Begin

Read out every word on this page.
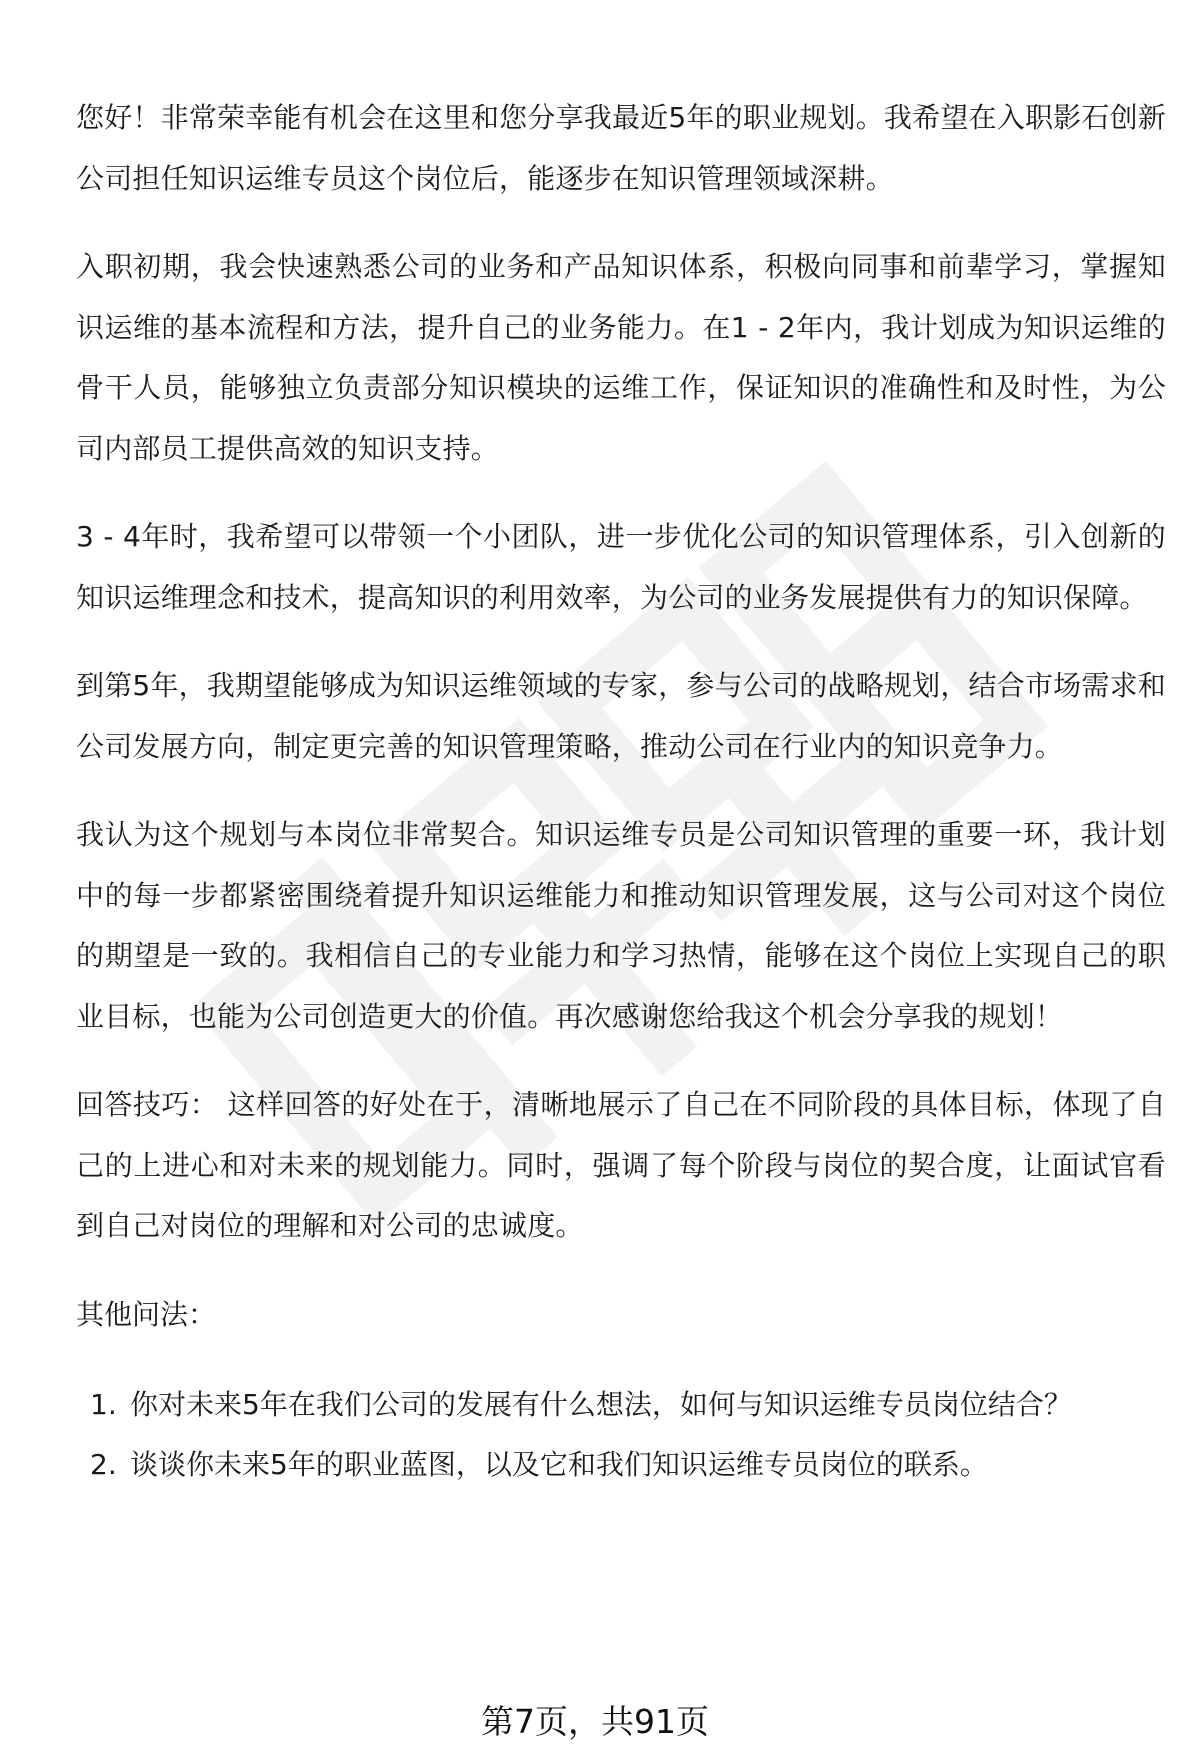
您好！非常荣幸能有机会在这里和您分享我最近5年的职业规划。我希望在入职影石创新公司担任知识运维专员这个岗位后，能逐步在知识管理领域深耕。

入职初期，我会快速熟悉公司的业务和产品知识体系，积极向同事和前辈学习，掌握知识运维的基本流程和方法，提升自己的业务能力。在1 - 2年内，我计划成为知识运维的骨干人员，能够独立负责部分知识模块的运维工作，保证知识的准确性和及时性，为公司内部员工提供高效的知识支持。

3 - 4年时，我希望可以带领一个小团队，进一步优化公司的知识管理体系，引入创新的知识运维理念和技术，提高知识的利用效率，为公司的业务发展提供有力的知识保障。

到第5年，我期望能够成为知识运维领域的专家，参与公司的战略规划，结合市场需求和公司发展方向，制定更完善的知识管理策略，推动公司在行业内的知识竞争力。

我认为这个规划与本岗位非常契合。知识运维专员是公司知识管理的重要一环，我计划中的每一步都紧密围绕着提升知识运维能力和推动知识管理发展，这与公司对这个岗位的期望是一致的。我相信自己的专业能力和学习热情，能够在这个岗位上实现自己的职业目标，也能为公司创造更大的价值。再次感谢您给我这个机会分享我的规划！

回答技巧： 这样回答的好处在于，清晰地展示了自己在不同阶段的具体目标，体现了自己的上进心和对未来的规划能力。同时，强调了每个阶段与岗位的契合度，让面试官看到自己对岗位的理解和对公司的忠诚度。

其他问法：

1. 你对未来5年在我们公司的发展有什么想法，如何与知识运维专员岗位结合？
2. 谈谈你未来5年的职业蓝图，以及它和我们知识运维专员岗位的联系。
第7页，共91页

End

◆ **EXERCISE GOAL**: Please write out all of the material above without changing a word, and omit any pictures.

◆ **ANSWER TO THIS PROBLEM**:
Read out every word on this page.
您好！非常荣幸能有机会在这里和您分享我最近5年的职业规划。我希望在入职影石创新公司担任知识运维专员这个岗位后，能逐步在知识管理领域深耕。

入职初期，我会快速熟悉公司的业务和产品知识体系，积极向同事和前辈学习，掌握知识运维的基本流程和方法，提升自己的业务能力。在1 - 2年内，我计划成为知识运维的骨干人员，能够独立负责部分知识模块的运维工作，保证知识的准确性和及时性，为公司内部员工提供高效的知识支持。

3 - 4年时，我希望可以带领一个小团队，进一步优化公司的知识管理体系，引入创新的知识运维理念和技术，提高知识的利用效率，为公司的业务发展提供有力的知识保障。

到第5年，我期望能够成为知识运维领域的专家，参与公司的战略规划，结合市场需求和公司发展方向，制定更完善的知识管理策略，推动公司在行业内的知识竞争力。

我认为这个规划与本岗位非常契合。知识运维专员是公司知识管理的重要一环，我计划中的每一步都紧密围绕着提升知识运维能力和推动知识管理发展，这与公司对这个岗位的期望是一致的。我相信自己的专业能力和学习热情，能够在这个岗位上实现自己的职业目标，也能为公司创造更大的价值。再次感谢您给我这个机会分享我的规划！

回答技巧： 这样回答的好处在于，清晰地展示了自己在不同阶段的具体目标，体现了自己的上进心和对未来的规划能力。同时，强调了每个阶段与岗位的契合度，让面试官看到自己对岗位的理解和对公司的忠诚度。

其他问法：

1. 你对未来5年在我们公司的发展有什么想法，如何与知识运维专员岗位结合？
2. 谈谈你未来5年的职业蓝图，以及它和我们知识运维专员岗位的联系。
第7页，共91页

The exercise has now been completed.